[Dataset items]

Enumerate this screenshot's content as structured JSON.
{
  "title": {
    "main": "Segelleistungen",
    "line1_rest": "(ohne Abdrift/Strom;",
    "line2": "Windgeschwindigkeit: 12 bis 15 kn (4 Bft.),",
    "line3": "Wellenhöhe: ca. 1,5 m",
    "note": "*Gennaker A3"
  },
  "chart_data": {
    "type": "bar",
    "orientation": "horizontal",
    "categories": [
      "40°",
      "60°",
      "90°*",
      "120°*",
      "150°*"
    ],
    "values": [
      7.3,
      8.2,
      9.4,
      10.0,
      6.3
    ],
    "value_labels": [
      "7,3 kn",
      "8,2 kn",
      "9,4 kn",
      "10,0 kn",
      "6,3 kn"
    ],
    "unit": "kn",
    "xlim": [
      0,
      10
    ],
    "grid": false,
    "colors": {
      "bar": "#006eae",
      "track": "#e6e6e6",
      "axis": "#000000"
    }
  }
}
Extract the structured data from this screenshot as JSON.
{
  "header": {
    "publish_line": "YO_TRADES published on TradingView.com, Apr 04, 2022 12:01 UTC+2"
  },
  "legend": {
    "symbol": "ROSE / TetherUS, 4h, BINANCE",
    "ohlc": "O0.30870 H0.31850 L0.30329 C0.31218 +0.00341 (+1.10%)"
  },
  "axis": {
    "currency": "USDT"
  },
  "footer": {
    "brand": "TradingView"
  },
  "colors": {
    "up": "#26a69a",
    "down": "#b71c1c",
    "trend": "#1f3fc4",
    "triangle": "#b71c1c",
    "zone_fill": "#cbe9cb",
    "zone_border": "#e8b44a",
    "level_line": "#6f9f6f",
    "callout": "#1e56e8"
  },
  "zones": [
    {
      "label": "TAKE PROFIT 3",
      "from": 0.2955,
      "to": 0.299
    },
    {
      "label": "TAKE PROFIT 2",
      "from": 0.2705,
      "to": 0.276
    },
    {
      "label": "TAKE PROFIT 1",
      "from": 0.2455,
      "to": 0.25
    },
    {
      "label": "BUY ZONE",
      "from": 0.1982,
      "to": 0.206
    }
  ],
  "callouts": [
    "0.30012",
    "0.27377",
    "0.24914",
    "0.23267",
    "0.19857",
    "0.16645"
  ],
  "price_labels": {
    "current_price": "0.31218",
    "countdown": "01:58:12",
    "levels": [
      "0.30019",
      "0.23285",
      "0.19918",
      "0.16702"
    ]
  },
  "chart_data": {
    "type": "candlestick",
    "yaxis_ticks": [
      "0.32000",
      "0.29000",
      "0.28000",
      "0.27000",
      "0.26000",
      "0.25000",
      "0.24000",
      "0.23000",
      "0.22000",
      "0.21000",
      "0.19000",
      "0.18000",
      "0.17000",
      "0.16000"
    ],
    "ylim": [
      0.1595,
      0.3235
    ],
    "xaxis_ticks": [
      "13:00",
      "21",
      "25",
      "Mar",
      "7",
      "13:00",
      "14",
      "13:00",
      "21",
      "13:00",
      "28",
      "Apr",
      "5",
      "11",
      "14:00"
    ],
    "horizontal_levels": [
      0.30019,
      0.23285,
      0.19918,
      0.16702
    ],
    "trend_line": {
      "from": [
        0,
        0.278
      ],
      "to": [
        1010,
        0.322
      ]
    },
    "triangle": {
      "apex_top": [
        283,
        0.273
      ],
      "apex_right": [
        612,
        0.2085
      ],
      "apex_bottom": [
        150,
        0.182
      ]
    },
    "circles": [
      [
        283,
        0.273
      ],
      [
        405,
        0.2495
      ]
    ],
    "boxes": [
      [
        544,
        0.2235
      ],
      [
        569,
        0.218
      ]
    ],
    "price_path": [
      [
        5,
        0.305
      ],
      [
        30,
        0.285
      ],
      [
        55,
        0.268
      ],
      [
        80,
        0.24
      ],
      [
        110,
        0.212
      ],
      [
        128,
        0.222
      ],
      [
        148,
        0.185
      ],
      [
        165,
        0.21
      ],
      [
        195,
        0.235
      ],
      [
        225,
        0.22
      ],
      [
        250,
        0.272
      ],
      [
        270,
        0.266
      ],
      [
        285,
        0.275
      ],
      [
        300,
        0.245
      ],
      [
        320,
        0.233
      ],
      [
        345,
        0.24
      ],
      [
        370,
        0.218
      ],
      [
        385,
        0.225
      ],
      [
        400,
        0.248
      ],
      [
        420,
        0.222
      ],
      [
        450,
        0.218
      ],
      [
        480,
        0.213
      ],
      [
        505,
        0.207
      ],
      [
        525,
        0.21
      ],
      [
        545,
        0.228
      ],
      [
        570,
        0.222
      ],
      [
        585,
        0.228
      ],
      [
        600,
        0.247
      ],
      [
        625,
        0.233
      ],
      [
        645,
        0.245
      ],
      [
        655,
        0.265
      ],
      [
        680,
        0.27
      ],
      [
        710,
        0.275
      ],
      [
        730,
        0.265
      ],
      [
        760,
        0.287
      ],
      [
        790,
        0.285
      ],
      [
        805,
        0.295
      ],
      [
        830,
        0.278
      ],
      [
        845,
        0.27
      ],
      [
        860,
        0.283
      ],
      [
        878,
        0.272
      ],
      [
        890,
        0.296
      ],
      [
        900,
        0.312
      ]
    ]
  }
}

> [Your task]: The word "TAKE" may occur in lines of the records. Report how many such lines there are, giving only the number.

> [Expected output]: 3